-- Begin --
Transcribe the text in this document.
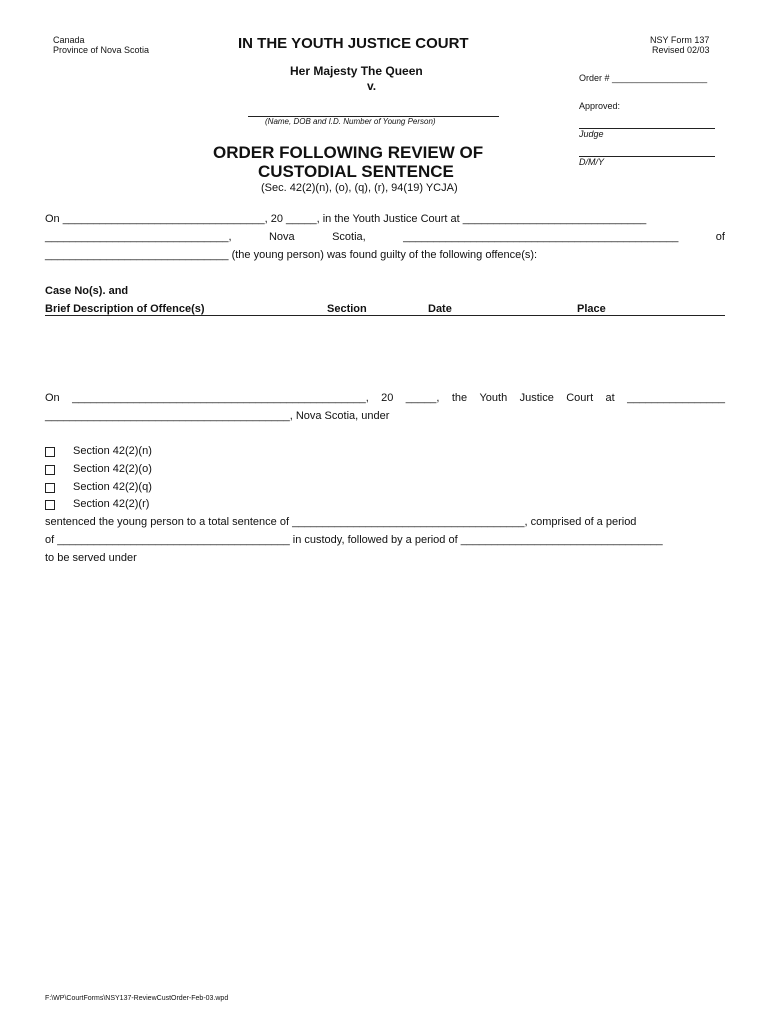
Canada
Province of Nova Scotia	IN THE YOUTH JUSTICE COURT	NSY Form 137
Revised 02/03
Her Majesty The Queen
v.
(Name, DOB and I.D. Number of Young Person)
Order # ___________________
Approved:
Judge
D/M/Y
ORDER FOLLOWING REVIEW OF
CUSTODIAL SENTENCE
(Sec. 42(2)(n), (o), (q), (r), 94(19) YCJA)
On _________________________________, 20 _____, in the Youth Justice Court at ______________________________
______________________________,	Nova	Scotia,	_____________________________________________	of
______________________________ (the young person) was found guilty of the following offence(s):
Case No(s). and
Brief Description of Offence(s)	Section	Date	Place
On ________________________________________________, 20 _____, the Youth Justice Court at ________________
________________________________________, Nova Scotia, under
Section 42(2)(n)
Section 42(2)(o)
Section 42(2)(q)
Section 42(2)(r)
sentenced the young person to a total sentence of ______________________________________, comprised of a period
of ______________________________________ in custody, followed by a period of _________________________________
to be served under
F:\WP\CourtForms\NSY137-ReviewCustOrder-Feb-03.wpd
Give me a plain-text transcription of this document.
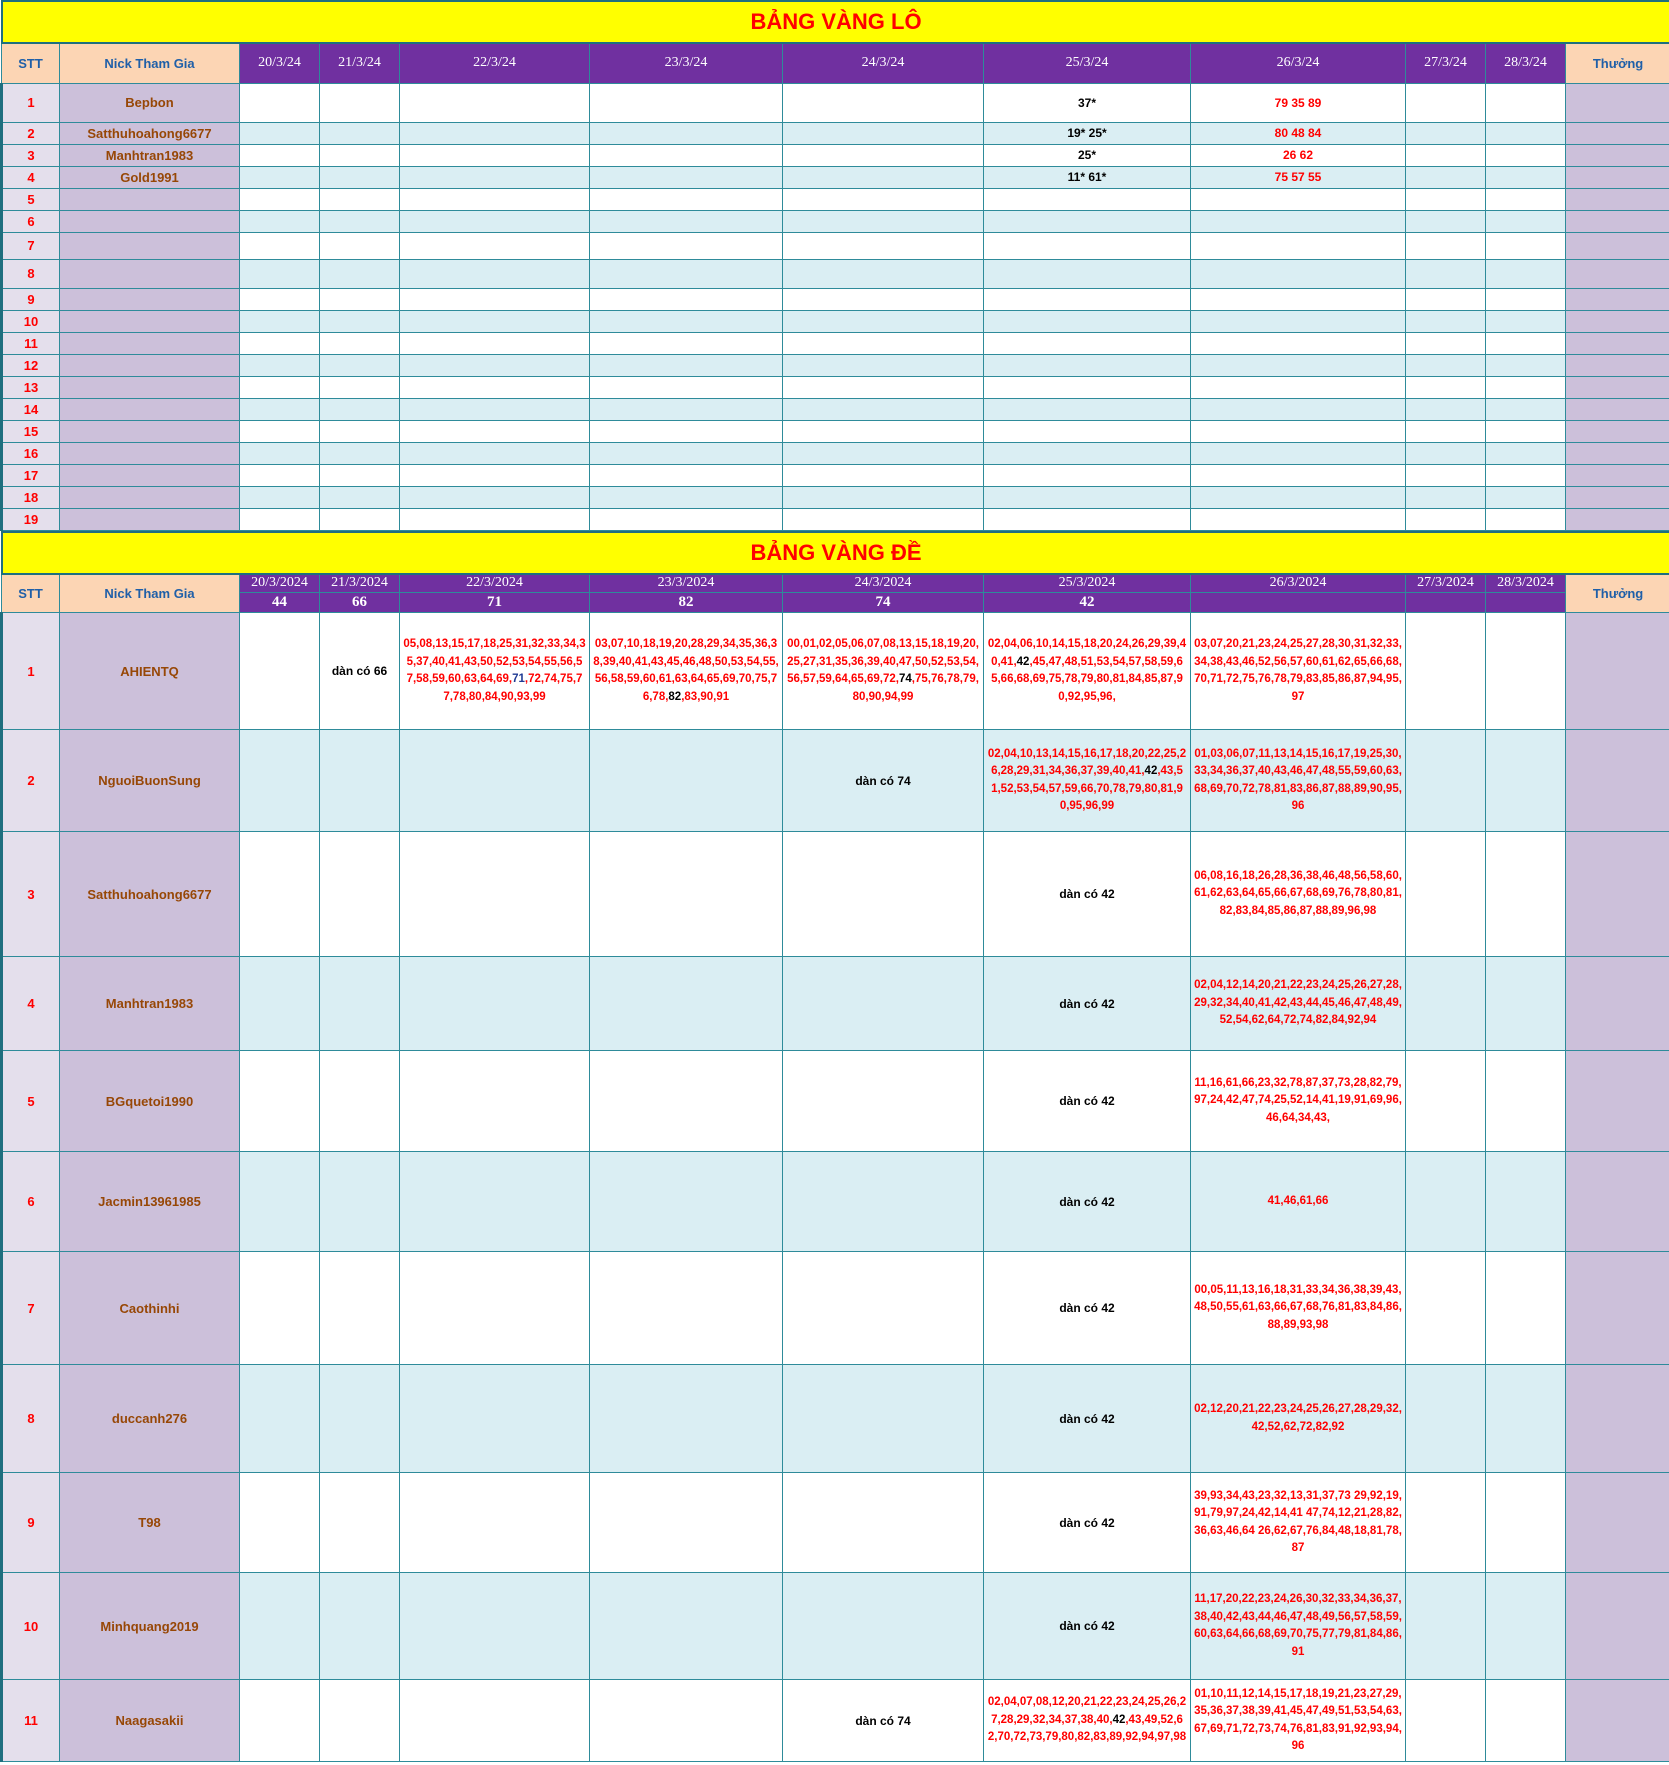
BẢNG VÀNG LÔ											
STT	Nick Tham Gia	20/3/24	21/3/24	22/3/24	23/3/24	24/3/24	25/3/24	26/3/24	27/3/24	28/3/24	Thưởng
1	Bepbon						37*	79 35 89			
2	Satthuhoahong6677						19* 25*	80 48 84			
3	Manhtran1983						25*	26 62			
4	Gold1991						11* 61*	75 57 55			
5											
6											
7											
8											
9											
10											
11											
12											
13											
14											
15											
16											
17											
18											
19											
BẢNG VÀNG ĐỀ											
STT	Nick Tham Gia	20/3/2024	21/3/2024	22/3/2024	23/3/2024	24/3/2024	25/3/2024	26/3/2024	27/3/2024	28/3/2024	Thưởng
		44	66	71	82	74	42				
1	AHIENTQ		dàn có 66	05,08,13,15,17,18,25,31,32,33,34,35,37,40,41,43,50,52,53,54,55,56,57,58,59,60,63,64,69,71,72,74,75,77,78,80,84,90,93,99	03,07,10,18,19,20,28,29,34,35,36,38,39,40,41,43,45,46,48,50,53,54,55,56,58,59,60,61,63,64,65,69,70,75,76,78,82,83,90,91	00,01,02,05,06,07,08,13,15,18,19,20,25,27,31,35,36,39,40,47,50,52,53,54,56,57,59,64,65,69,72,74,75,76,78,79,80,90,94,99	02,04,06,10,14,15,18,20,24,26,29,39,40,41,42,45,47,48,51,53,54,57,58,59,65,66,68,69,75,78,79,80,81,84,85,87,90,92,95,96,	03,07,20,21,23,24,25,27,28,30,31,32,33,34,38,43,46,52,56,57,60,61,62,65,66,68,70,71,72,75,76,78,79,83,85,86,87,94,95,97			
2	NguoiBuonSung					dàn có 74	02,04,10,13,14,15,16,17,18,20,22,25,26,28,29,31,34,36,37,39,40,41,42,43,51,52,53,54,57,59,66,70,78,79,80,81,90,95,96,99	01,03,06,07,11,13,14,15,16,17,19,25,30,33,34,36,37,40,43,46,47,48,55,59,60,63,68,69,70,72,78,81,83,86,87,88,89,90,95,96			
3	Satthuhoahong6677						dàn có 42	06,08,16,18,26,28,36,38,46,48,56,58,60,61,62,63,64,65,66,67,68,69,76,78,80,81,82,83,84,85,86,87,88,89,96,98			
4	Manhtran1983						dàn có 42	02,04,12,14,20,21,22,23,24,25,26,27,28,29,32,34,40,41,42,43,44,45,46,47,48,49,52,54,62,64,72,74,82,84,92,94			
5	BGquetoi1990						dàn có 42	11,16,61,66,23,32,78,87,37,73,28,82,79,97,24,42,47,74,25,52,14,41,19,91,69,96,46,64,34,43,			
6	Jacmin13961985						dàn có 42	41,46,61,66			
7	Caothinhi						dàn có 42	00,05,11,13,16,18,31,33,34,36,38,39,43,48,50,55,61,63,66,67,68,76,81,83,84,86,88,89,93,98			
8	duccanh276						dàn có 42	02,12,20,21,22,23,24,25,26,27,28,29,32,42,52,62,72,82,92			
9	T98						dàn có 42	39,93,34,43,23,32,13,31,37,73 29,92,19,91,79,97,24,42,14,41 47,74,12,21,28,82,36,63,46,64 26,62,67,76,84,48,18,81,78,87			
10	Minhquang2019						dàn có 42	11,17,20,22,23,24,26,30,32,33,34,36,37,38,40,42,43,44,46,47,48,49,56,57,58,59,60,63,64,66,68,69,70,75,77,79,81,84,86,91			
11	Naagasakii					dàn có 74	02,04,07,08,12,20,21,22,23,24,25,26,27,28,29,32,34,37,38,40,42,43,49,52,62,70,72,73,79,80,82,83,89,92,94,97,98	01,10,11,12,14,15,17,18,19,21,23,27,29,35,36,37,38,39,41,45,47,49,51,53,54,63,67,69,71,72,73,74,76,81,83,91,92,93,94,96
-- End --
Write only the number of lines in the records that include the word "Tham".

### Task output:
2